++++ Records for this exercise ++++
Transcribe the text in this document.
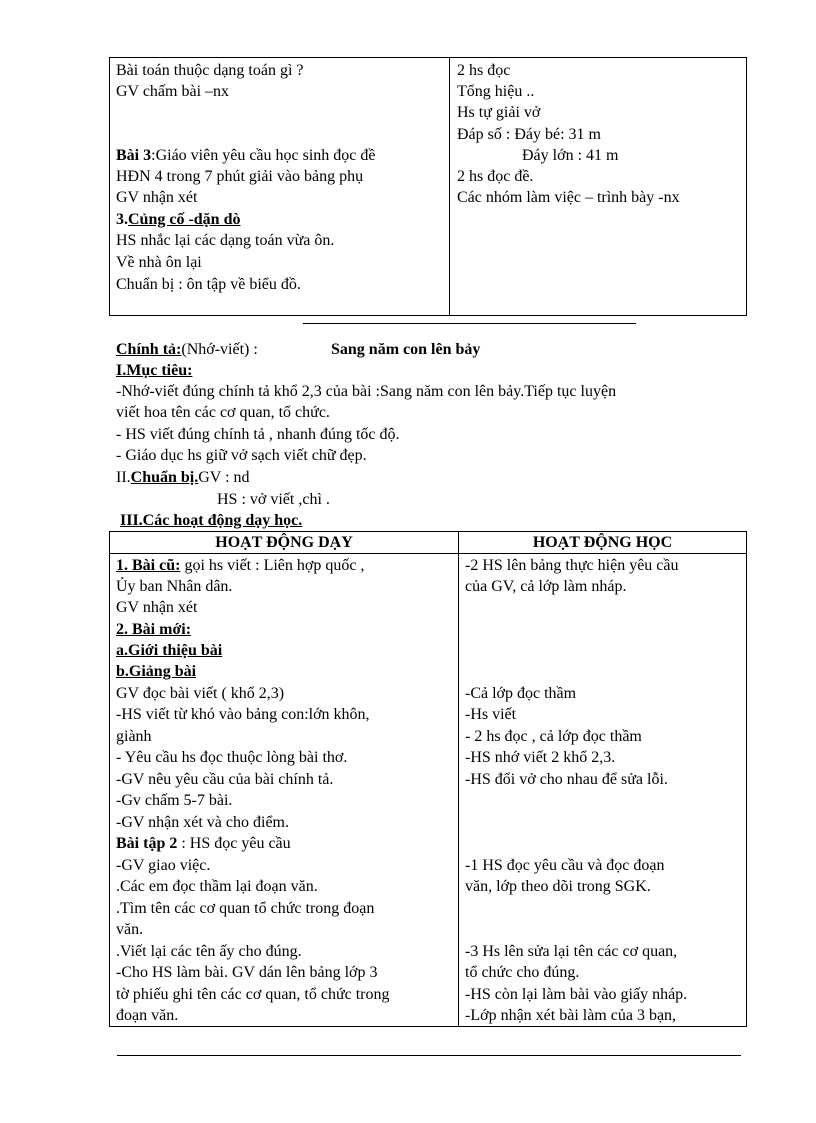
Bài toán thuộc dạng toán gì ?
GV chấm bài –nx
Bài 3:Giáo viên yêu cầu học sinh đọc đề
HĐN 4 trong 7 phút giải vào bảng phụ
GV nhận xét
3.Củng cố -dặn dò
HS nhắc lại các dạng toán vừa ôn.
Về nhà ôn lại
Chuẩn bị : ôn tập về biểu đồ.
2 hs đọc
Tổng hiệu ..
Hs tự giải vở
Đáp số : Đáy bé: 31 m
Đáy lớn : 41 m
2 hs đọc đề.
Các nhóm làm việc – trình bày -nx
Chính tả:(Nhớ-viết) :	Sang năm con lên bảy
I.Mục tiêu:
-Nhớ-viết đúng chính tả khổ 2,3 của bài :Sang năm con lên bảy.Tiếp tục luyện
viết hoa tên các cơ quan, tổ chức.
- HS viết đúng chính tả , nhanh đúng tốc độ.
- Giáo dục hs giữ vở sạch viết chữ đẹp.
II.Chuẩn bị.GV : nd
HS : vở viết ,chì .
III.Các hoạt động dạy học.
HOẠT ĐỘNG DẠY	HOẠT ĐỘNG HỌC
1. Bài cũ: gọi hs viết : Liên hợp quốc ,
Ủy ban Nhân dân.
GV nhận xét
2. Bài mới:
a.Giới thiệu bài
b.Giảng bài
GV đọc bài viết ( khổ 2,3)
-HS viết từ khó vào bảng con:lớn khôn,
giành
- Yêu cầu hs đọc thuộc lòng bài thơ.
-GV nêu yêu cầu của bài chính tả.
-Gv chấm 5-7 bài.
-GV nhận xét và cho điểm.
Bài tập 2 : HS đọc yêu cầu
-GV giao việc.
.Các em đọc thầm lại đoạn văn.
.Tìm tên các cơ quan tổ chức trong đoạn
văn.
.Viết lại các tên ấy cho đúng.
-Cho HS làm bài. GV dán lên bảng lớp 3
tờ phiếu ghi tên các cơ quan, tổ chức trong
đoạn văn.
-2 HS lên bảng thực hiện yêu cầu
của GV, cả lớp làm nháp.
-Cả lớp đọc thầm
-Hs viết
- 2 hs đọc , cả lớp đọc thầm
-HS nhớ viết 2 khổ 2,3.
-HS đổi vở cho nhau để sửa lỗi.
-1 HS đọc yêu cầu và đọc đoạn
văn, lớp theo dõi trong SGK.
-3 Hs lên sửa lại tên các cơ quan,
tổ chức cho đúng.
-HS còn lại làm bài vào giấy nháp.
-Lớp nhận xét bài làm của 3 bạn,
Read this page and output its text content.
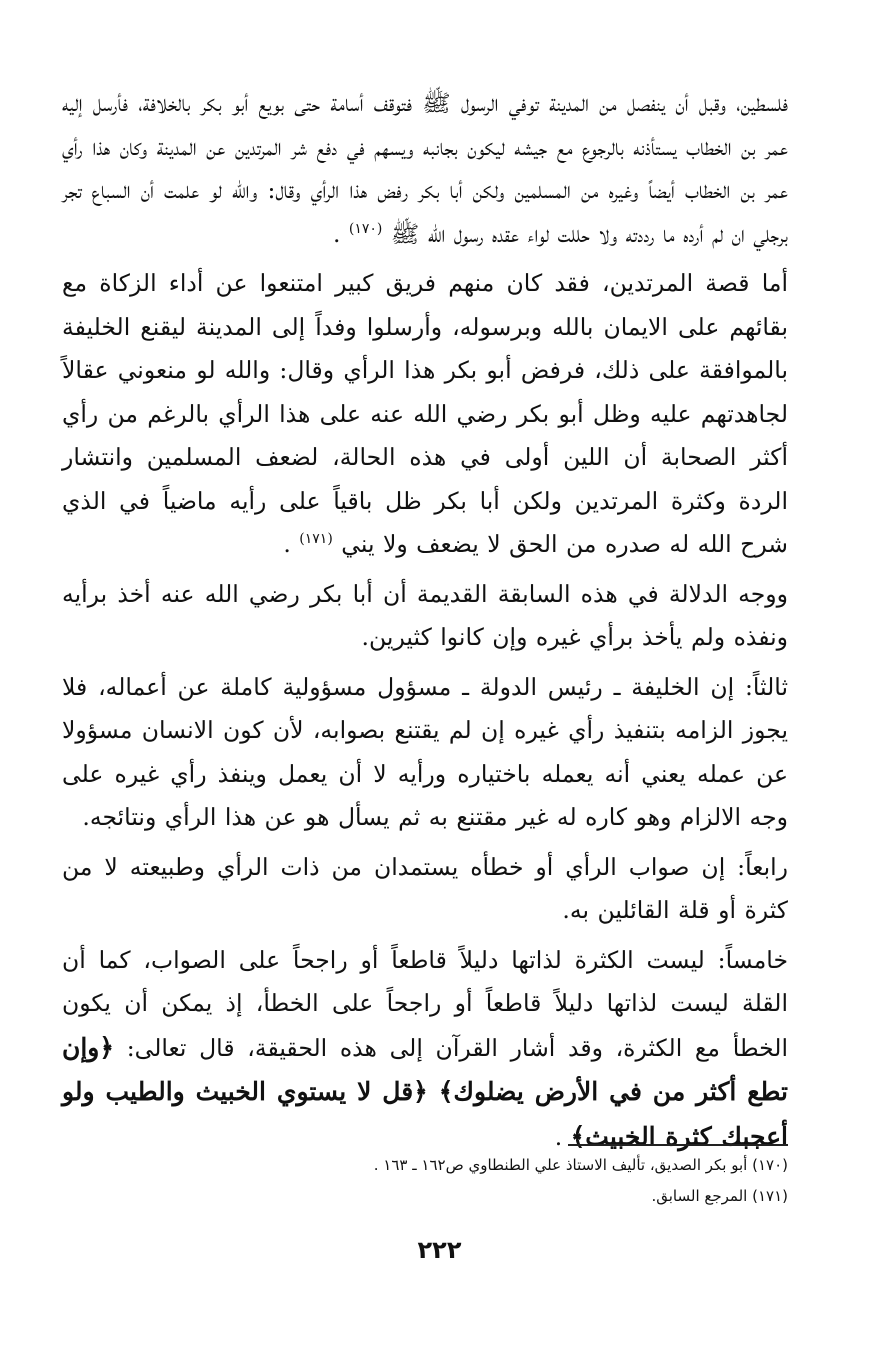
فلسطين، وقبل أن ينفصل من المدينة توفي الرسول ﷺ فتوقف أسامة حتى بويع أبو بكر بالخلافة، فأرسل إليه عمر بن الخطاب يستأذنه بالرجوع مع جيشه ليكون بجانبه ويسهم في دفع شر المرتدين عن المدينة وكان هذا رأي عمر بن الخطاب أيضاً وغيره من المسلمين ولكن أبا بكر رفض هذا الرأي وقال: والله لو علمت أن السباع تجر برجلي ان لم أرده ما رددته ولا حللت لواء عقده رسول الله ﷺ $^{(١٧٠)}$ .

أما قصة المرتدين، فقد كان منهم فريق كبير امتنعوا عن أداء الزكاة مع بقائهم على الايمان بالله وبرسوله، وأرسلوا وفداً إلى المدينة ليقنع الخليفة بالموافقة على ذلك، فرفض أبو بكر هذا الرأي وقال: والله لو منعوني عقالاً لجاهدتهم عليه وظل أبو بكر رضي الله عنه على هذا الرأي بالرغم من رأي أكثر الصحابة أن اللين أولى في هذه الحالة، لضعف المسلمين وانتشار الردة وكثرة المرتدين ولكن أبا بكر ظل باقياً على رأيه ماضياً في الذي شرح الله له صدره من الحق لا يضعف ولا يني $^{(١٧١)}$ .

ووجه الدلالة في هذه السابقة القديمة أن أبا بكر رضي الله عنه أخذ برأيه ونفذه ولم يأخذ برأي غيره وإن كانوا كثيرين.

ثالثاً: إن الخليفة ـ رئيس الدولة ـ مسؤول مسؤولية كاملة عن أعماله، فلا يجوز الزامه بتنفيذ رأي غيره إن لم يقتنع بصوابه، لأن كون الانسان مسؤولا عن عمله يعني أنه يعمله باختياره ورأيه لا أن يعمل وينفذ رأي غيره على وجه الالزام وهو كاره له غير مقتنع به ثم يسأل هو عن هذا الرأي ونتائجه.

رابعاً: إن صواب الرأي أو خطأه يستمدان من ذات الرأي وطبيعته لا من كثرة أو قلة القائلين به.

خامساً: ليست الكثرة لذاتها دليلاً قاطعاً أو راجحاً على الصواب، كما أن القلة ليست لذاتها دليلاً قاطعاً أو راجحاً على الخطأ، إذ يمكن أن يكون الخطأ مع الكثرة، وقد أشار القرآن إلى هذه الحقيقة، قال تعالى: ﴿وإن تطع أكثر من في الأرض يضلوك﴾ ﴿قل لا يستوي الخبيث والطيب ولو أعجبك كثرة الخبيث﴾ .

(١٧٠) أبو بكر الصديق، تأليف الاستاذ علي الطنطاوي ص١٦٢ ـ ١٦٣ .

(١٧١) المرجع السابق.

٢٢٢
++++
_Aim of the exercise_:
Identify the lines that contain the string "toán", and copy every one of them.

_Reply_:
Bài toán thuộc dạng toán gì ?
HS nhắc lại các dạng toán vừa ôn.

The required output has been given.